Task instructions >> Work out how many lines in the data hold the word "from", and reply with that number only.

Supplied data >>
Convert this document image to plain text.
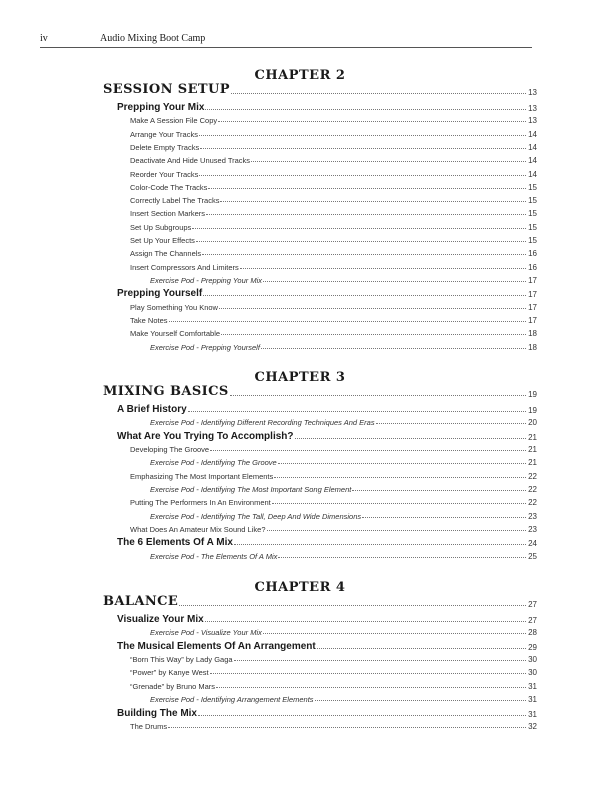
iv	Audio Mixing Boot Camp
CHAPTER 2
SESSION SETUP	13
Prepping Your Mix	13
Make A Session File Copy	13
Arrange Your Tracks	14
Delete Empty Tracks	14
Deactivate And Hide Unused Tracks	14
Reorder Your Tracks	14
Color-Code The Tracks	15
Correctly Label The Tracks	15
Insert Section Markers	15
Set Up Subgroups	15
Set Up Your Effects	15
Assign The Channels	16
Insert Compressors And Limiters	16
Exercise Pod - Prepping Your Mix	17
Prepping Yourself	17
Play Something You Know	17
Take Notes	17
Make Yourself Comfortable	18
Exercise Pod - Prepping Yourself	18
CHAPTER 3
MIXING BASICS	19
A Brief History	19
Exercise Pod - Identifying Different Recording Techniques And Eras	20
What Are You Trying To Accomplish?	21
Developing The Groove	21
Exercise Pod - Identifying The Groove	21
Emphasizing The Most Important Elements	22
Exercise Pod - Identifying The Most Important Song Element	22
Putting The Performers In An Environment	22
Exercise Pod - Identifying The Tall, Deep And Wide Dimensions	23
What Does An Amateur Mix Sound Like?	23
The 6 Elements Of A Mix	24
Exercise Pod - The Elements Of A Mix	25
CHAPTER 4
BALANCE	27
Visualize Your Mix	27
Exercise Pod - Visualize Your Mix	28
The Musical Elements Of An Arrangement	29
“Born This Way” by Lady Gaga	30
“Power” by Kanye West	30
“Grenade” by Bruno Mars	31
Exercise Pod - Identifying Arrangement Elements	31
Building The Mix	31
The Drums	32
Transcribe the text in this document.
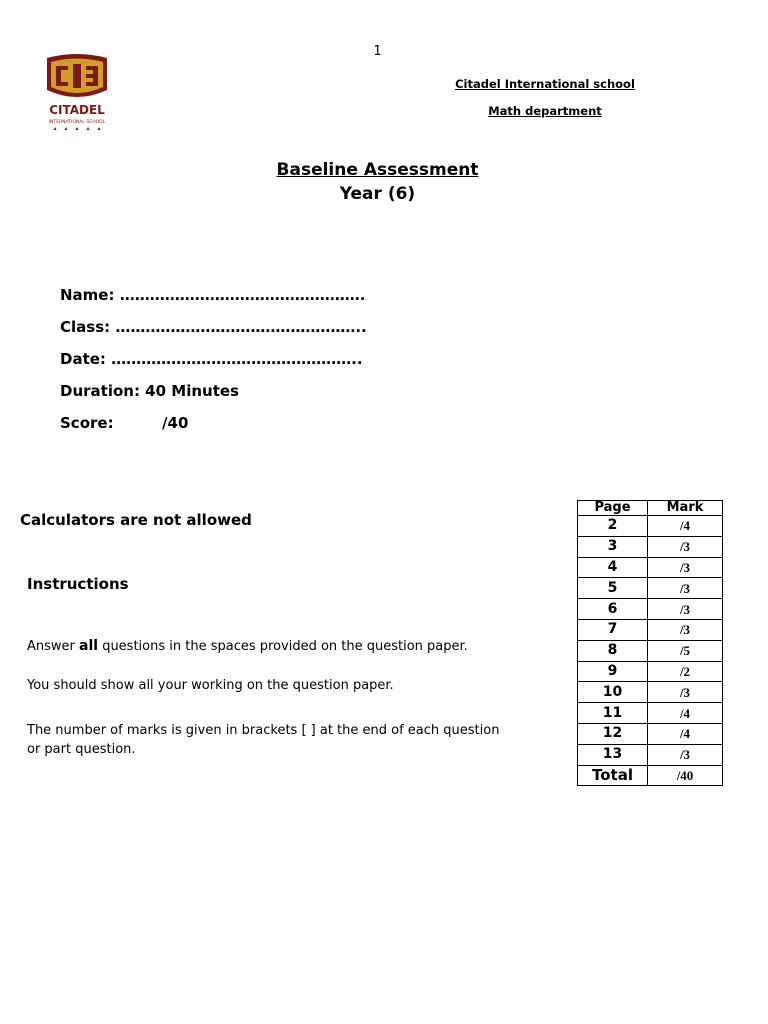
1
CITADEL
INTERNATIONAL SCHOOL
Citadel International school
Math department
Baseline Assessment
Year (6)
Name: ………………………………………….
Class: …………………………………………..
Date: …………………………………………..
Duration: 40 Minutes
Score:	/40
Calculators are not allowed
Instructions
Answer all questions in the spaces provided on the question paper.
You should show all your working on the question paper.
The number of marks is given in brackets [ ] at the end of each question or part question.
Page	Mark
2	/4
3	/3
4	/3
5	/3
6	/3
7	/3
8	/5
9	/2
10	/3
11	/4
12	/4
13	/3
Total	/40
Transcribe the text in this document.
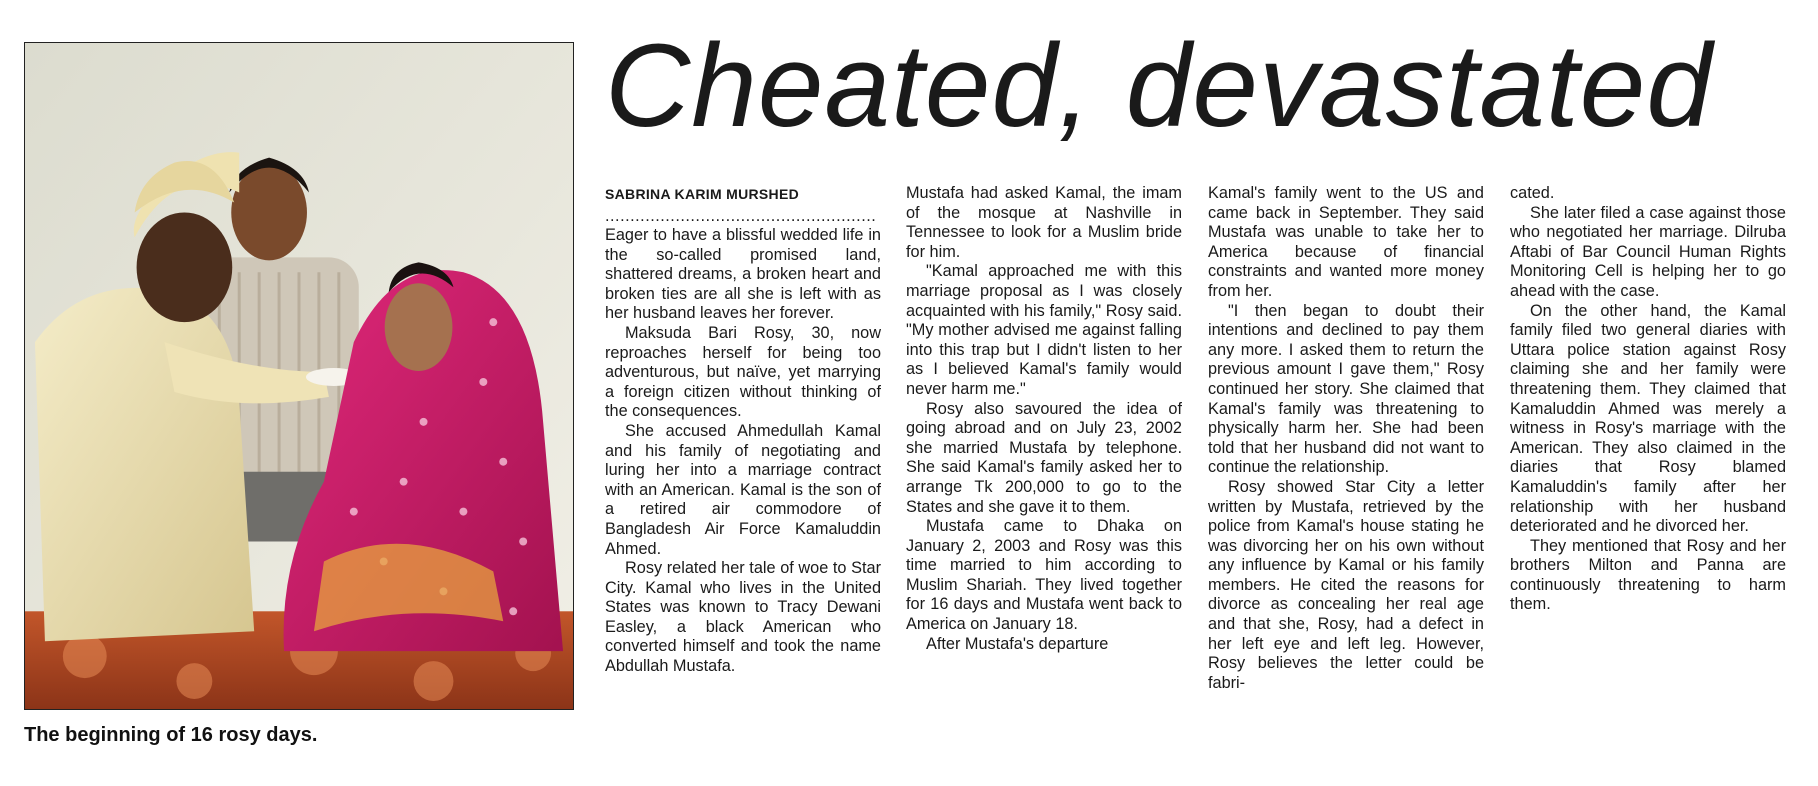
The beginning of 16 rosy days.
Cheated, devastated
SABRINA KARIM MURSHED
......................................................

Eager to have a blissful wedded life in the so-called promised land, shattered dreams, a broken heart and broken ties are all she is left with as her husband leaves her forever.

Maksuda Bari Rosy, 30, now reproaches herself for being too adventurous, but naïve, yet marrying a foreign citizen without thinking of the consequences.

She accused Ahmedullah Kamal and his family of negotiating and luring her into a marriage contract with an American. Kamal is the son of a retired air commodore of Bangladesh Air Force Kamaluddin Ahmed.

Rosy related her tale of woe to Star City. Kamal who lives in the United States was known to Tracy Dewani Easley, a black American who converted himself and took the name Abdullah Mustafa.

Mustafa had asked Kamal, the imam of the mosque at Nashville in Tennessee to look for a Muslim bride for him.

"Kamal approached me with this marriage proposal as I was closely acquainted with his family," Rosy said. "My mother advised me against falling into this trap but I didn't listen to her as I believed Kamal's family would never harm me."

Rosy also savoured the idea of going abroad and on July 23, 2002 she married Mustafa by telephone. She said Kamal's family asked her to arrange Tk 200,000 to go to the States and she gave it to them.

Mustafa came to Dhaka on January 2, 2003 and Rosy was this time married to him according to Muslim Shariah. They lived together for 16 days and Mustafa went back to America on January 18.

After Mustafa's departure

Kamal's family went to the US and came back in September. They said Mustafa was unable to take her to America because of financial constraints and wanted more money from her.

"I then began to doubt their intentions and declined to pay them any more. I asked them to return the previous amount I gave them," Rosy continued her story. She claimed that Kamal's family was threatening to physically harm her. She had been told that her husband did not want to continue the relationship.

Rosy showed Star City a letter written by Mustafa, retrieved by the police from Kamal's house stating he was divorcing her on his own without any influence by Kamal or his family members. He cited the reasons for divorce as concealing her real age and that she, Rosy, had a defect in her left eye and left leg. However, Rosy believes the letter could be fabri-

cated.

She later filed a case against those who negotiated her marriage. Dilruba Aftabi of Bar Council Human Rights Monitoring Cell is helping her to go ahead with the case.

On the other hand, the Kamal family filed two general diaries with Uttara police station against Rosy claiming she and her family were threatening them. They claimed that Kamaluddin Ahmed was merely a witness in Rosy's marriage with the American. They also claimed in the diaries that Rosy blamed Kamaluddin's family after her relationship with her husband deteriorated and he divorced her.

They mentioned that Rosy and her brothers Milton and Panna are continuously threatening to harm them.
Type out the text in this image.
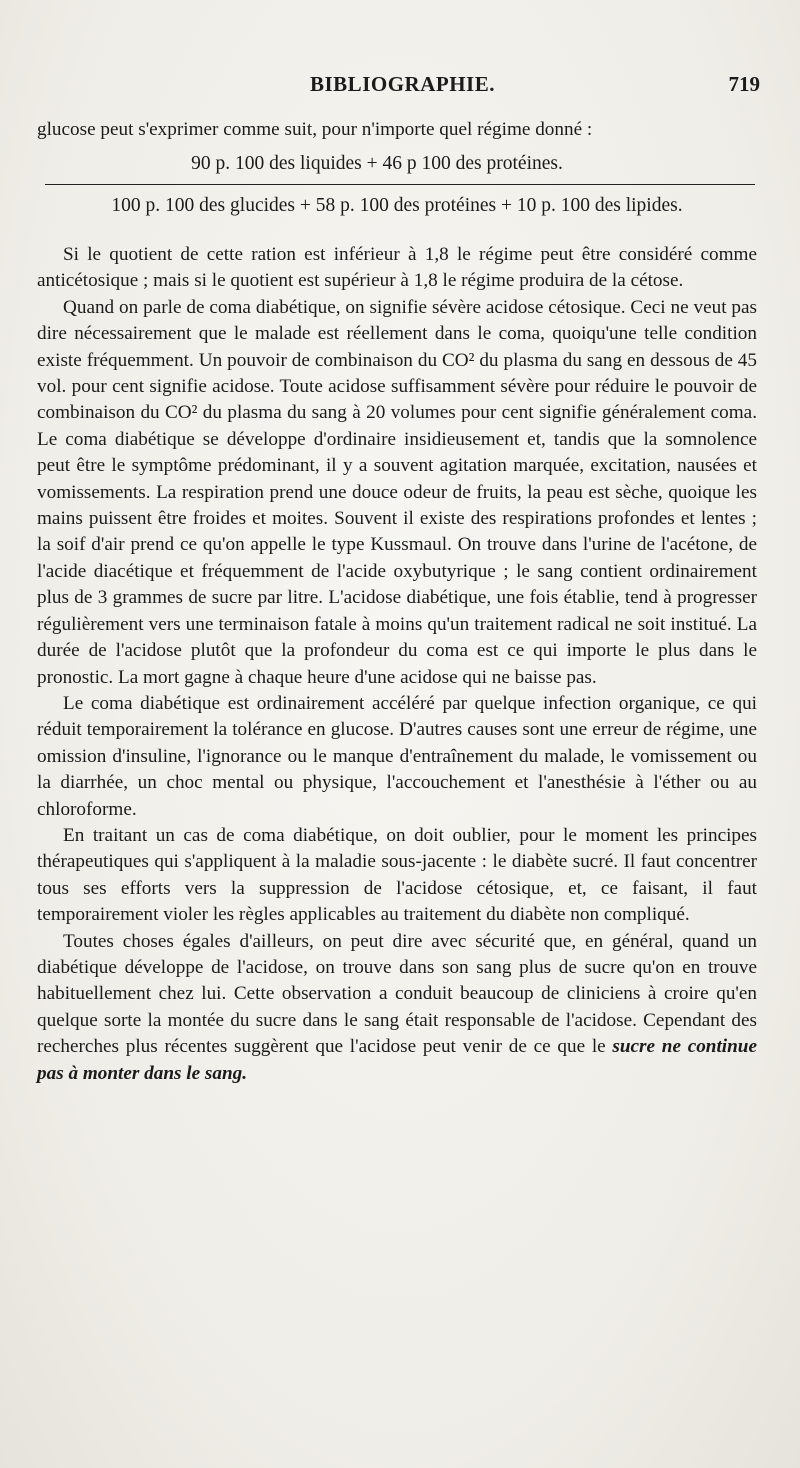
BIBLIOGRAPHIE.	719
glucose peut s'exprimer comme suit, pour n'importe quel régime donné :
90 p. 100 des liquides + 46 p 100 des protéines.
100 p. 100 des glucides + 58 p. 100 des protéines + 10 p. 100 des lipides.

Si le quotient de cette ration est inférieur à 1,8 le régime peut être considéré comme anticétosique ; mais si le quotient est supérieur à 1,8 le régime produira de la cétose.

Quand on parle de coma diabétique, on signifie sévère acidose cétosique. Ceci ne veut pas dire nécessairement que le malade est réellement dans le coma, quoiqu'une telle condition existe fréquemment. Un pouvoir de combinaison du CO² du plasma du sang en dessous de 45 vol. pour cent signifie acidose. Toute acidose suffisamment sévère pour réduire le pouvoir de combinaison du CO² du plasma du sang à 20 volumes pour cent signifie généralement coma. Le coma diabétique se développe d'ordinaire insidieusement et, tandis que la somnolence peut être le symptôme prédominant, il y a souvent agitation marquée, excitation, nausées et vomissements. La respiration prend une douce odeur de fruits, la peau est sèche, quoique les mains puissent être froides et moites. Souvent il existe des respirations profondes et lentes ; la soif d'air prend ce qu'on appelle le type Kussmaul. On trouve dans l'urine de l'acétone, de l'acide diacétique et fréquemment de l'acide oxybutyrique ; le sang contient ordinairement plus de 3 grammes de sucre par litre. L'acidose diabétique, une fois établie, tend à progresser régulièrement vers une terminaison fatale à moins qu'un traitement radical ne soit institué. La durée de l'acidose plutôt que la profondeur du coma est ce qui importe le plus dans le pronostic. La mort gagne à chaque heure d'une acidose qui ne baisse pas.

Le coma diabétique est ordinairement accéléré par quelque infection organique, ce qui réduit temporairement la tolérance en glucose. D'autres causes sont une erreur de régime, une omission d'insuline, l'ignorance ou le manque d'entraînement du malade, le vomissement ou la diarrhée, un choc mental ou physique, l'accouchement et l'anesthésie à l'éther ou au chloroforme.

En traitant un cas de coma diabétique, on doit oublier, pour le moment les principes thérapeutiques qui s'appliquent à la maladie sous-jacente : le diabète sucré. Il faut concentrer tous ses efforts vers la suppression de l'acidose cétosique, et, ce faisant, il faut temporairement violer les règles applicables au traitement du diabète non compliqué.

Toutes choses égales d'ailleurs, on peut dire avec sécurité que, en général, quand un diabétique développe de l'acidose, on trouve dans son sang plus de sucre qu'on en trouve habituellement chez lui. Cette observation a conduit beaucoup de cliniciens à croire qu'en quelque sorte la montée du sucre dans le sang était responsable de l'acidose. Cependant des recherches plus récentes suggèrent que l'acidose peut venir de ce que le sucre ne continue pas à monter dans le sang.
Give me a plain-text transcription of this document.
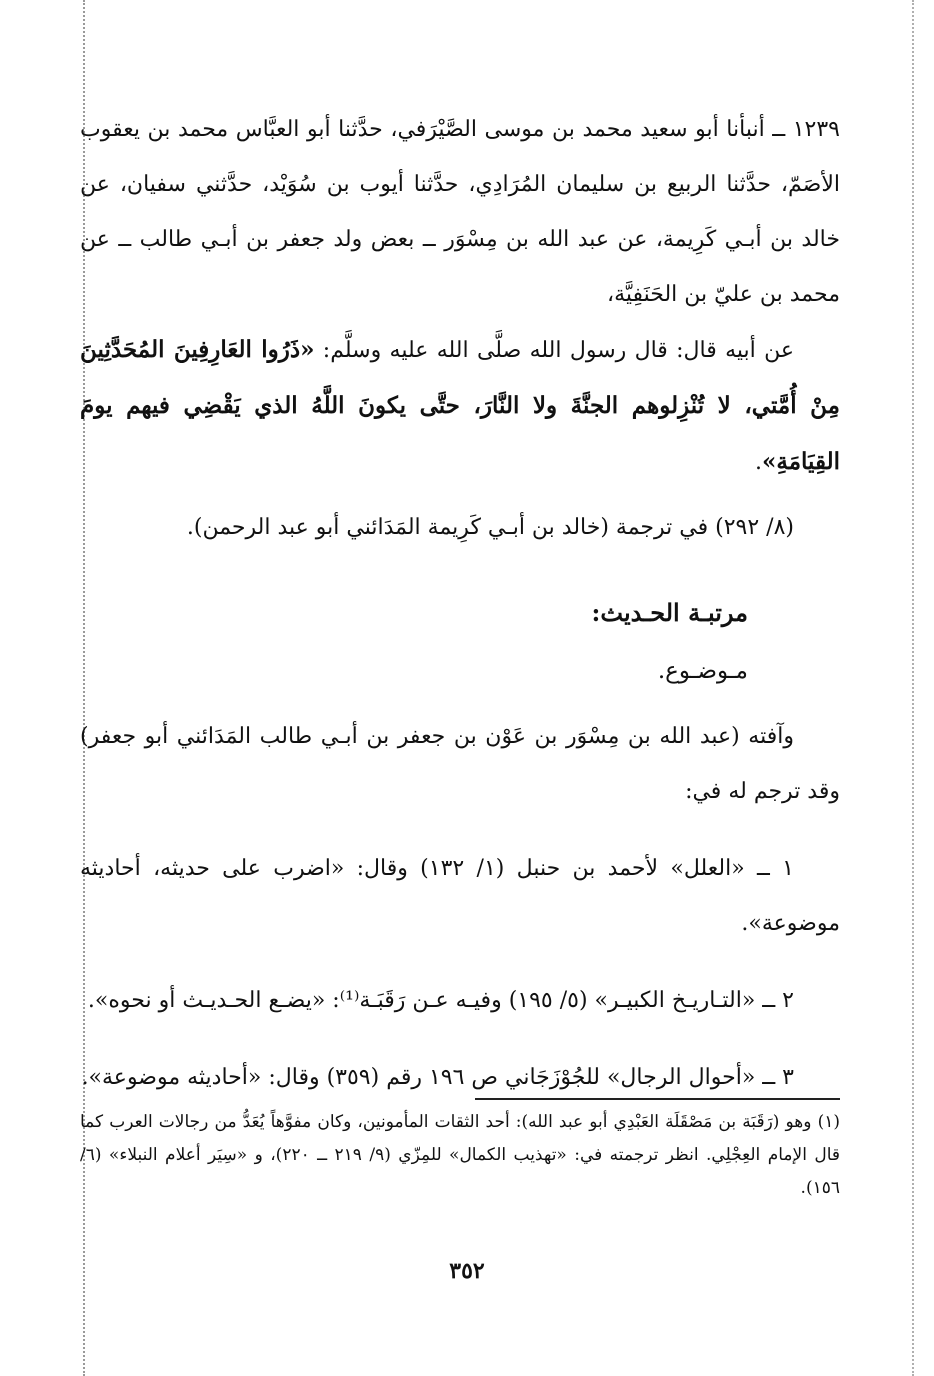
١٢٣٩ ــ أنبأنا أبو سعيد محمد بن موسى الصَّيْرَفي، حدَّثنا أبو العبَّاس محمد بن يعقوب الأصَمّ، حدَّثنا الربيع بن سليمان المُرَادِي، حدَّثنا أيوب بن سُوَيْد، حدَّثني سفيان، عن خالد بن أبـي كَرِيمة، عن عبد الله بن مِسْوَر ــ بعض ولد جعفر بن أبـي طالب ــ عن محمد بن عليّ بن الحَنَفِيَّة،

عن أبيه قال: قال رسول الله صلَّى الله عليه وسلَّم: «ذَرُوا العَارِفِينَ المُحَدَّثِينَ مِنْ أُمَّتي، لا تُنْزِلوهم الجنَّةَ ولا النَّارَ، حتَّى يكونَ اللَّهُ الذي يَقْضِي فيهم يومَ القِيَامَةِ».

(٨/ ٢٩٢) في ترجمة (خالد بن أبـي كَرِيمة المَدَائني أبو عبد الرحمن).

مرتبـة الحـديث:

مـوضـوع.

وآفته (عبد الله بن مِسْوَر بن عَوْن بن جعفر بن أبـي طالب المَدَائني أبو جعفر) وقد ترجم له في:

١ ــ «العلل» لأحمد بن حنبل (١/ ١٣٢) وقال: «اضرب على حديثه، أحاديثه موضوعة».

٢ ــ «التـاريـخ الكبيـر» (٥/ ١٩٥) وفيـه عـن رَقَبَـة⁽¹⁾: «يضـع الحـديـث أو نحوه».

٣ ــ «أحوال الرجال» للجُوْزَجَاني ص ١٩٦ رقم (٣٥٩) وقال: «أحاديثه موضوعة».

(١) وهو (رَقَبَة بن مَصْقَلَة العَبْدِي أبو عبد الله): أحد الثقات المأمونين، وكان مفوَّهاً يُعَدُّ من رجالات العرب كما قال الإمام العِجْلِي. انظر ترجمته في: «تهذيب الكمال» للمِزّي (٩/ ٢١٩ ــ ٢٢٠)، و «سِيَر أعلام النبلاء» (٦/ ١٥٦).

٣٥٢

Result below >> 2